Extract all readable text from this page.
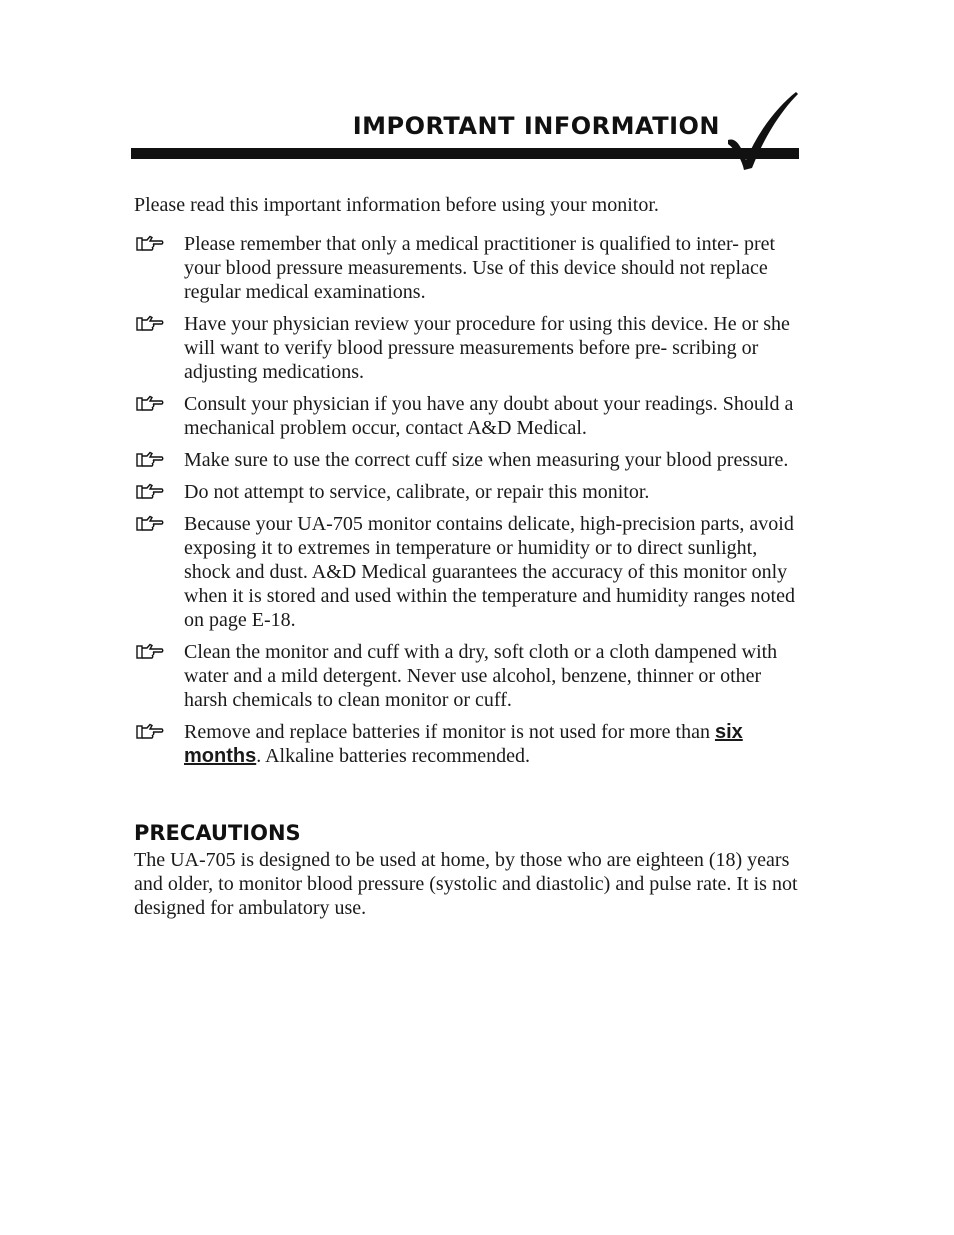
IMPORTANT INFORMATION

Please read this important information before using your monitor.

Please remember that only a medical practitioner is qualified to inter- pret your blood pressure measurements. Use of this device should not replace regular medical examinations.
Have your physician review your procedure for using this device. He or she will want to verify blood pressure measurements before pre- scribing or adjusting medications.
Consult your physician if you have any doubt about your readings. Should a mechanical problem occur, contact A&D Medical.
Make sure to use the correct cuff size when measuring your blood pressure.
Do not attempt to service, calibrate, or repair this monitor.
Because your UA-705 monitor contains delicate, high-precision parts, avoid exposing it to extremes in temperature or humidity or to direct sunlight, shock and dust. A&D Medical guarantees the accuracy of this monitor only when it is stored and used within the temperature and humidity ranges noted on page E-18.
Clean the monitor and cuff with a dry, soft cloth or a cloth dampened with water and a mild detergent. Never use alcohol, benzene, thinner or other harsh chemicals to clean monitor or cuff.
Remove and replace batteries if monitor is not used for more than six months. Alkaline batteries recommended.
PRECAUTIONS

The UA-705 is designed to be used at home, by those who are eighteen (18) years and older, to monitor blood pressure (systolic and diastolic) and pulse rate. It is not designed for ambulatory use.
○ ○ ○ ○
#### PROBLEM TO SOLVE
Using the listing above, pick out each line that contains the word "physician", then copy it.

#### RESULT BELOW
Have your physician review your procedure for using this device. He or she will want to verify blood pressure measurements before pre- scribing or adjusting medications.
Consult your physician if you have any doubt about your readings. Should a mechanical problem occur, contact A&D Medical.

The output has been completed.